- **Stated goal**:
Report how many lines contain the word "permissible"; answer with the number only.
— start Record set —
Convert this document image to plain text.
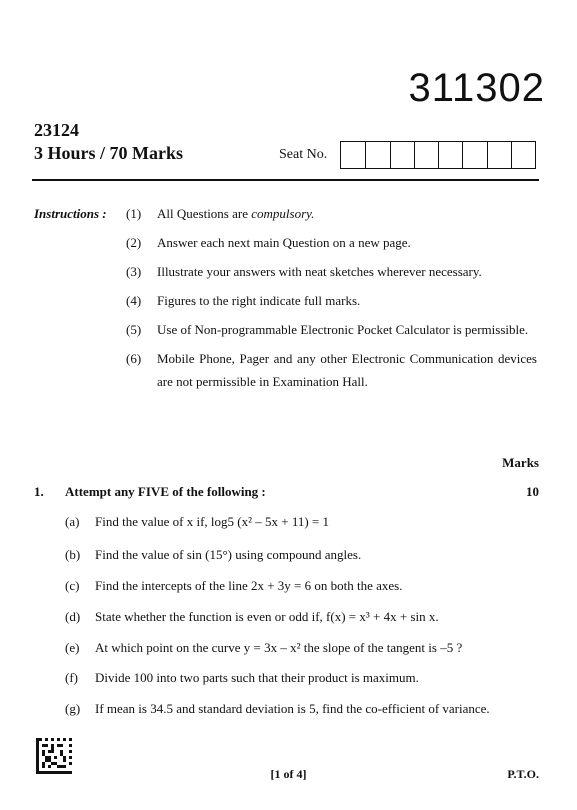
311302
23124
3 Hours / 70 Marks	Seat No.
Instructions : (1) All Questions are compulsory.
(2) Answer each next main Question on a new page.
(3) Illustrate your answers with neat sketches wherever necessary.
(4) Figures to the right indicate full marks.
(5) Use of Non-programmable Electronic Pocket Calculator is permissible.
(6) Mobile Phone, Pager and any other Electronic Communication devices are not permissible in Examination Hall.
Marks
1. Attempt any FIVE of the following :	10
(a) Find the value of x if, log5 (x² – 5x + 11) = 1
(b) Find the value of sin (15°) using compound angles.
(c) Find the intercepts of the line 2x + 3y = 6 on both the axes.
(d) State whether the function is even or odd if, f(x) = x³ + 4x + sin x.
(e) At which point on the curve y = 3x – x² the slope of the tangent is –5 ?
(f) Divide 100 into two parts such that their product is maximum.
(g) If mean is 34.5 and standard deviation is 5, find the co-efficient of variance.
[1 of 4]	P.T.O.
— end Record set —
— start Record set —
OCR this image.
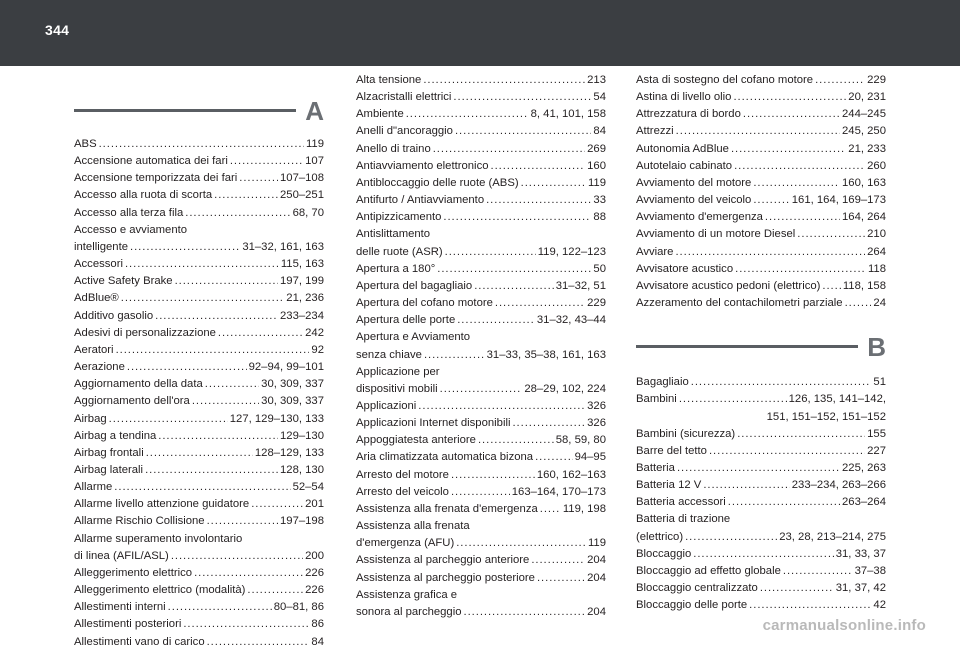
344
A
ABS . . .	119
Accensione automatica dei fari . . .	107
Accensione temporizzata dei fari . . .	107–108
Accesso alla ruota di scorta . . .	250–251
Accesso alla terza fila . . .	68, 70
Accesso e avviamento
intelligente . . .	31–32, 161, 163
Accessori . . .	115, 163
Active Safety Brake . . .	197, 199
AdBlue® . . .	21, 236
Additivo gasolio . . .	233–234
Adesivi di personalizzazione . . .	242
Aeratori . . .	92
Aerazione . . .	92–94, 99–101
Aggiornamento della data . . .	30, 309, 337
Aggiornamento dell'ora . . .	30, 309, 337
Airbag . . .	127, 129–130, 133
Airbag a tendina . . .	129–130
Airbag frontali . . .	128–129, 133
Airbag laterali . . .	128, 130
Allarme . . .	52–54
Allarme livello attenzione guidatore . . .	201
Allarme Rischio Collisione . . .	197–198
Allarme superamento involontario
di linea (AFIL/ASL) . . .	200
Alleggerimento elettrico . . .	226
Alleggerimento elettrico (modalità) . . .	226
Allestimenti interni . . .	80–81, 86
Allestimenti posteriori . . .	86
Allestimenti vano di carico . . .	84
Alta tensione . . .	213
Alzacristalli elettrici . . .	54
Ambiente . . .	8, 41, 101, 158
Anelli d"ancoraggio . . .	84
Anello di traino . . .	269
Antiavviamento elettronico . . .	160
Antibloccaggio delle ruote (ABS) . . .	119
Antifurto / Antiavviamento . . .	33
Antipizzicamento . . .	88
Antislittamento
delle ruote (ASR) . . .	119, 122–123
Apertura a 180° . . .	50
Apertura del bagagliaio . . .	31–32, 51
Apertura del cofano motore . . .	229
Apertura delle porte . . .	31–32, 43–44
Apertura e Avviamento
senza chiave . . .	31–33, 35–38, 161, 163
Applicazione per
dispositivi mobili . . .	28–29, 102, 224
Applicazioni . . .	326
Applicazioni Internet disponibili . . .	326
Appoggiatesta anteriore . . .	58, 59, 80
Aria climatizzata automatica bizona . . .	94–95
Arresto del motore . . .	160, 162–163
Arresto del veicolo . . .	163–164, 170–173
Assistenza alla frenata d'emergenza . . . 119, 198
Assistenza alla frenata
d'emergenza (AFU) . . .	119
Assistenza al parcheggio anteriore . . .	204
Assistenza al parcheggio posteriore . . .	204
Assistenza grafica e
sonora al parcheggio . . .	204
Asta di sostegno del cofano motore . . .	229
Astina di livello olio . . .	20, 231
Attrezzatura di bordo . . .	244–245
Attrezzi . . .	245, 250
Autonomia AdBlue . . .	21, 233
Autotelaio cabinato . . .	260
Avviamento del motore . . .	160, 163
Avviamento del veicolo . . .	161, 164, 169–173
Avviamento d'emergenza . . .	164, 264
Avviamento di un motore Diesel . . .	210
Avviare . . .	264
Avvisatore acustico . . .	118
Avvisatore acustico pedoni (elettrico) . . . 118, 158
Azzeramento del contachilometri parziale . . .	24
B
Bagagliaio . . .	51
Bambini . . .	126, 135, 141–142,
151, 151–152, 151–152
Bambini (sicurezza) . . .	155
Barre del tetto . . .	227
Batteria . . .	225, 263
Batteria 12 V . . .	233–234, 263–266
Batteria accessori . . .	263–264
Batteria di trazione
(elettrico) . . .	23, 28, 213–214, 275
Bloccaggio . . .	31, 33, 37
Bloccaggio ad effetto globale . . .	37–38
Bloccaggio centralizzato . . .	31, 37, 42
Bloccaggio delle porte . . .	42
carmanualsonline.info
— end Record set —
- **Result for this task**:
2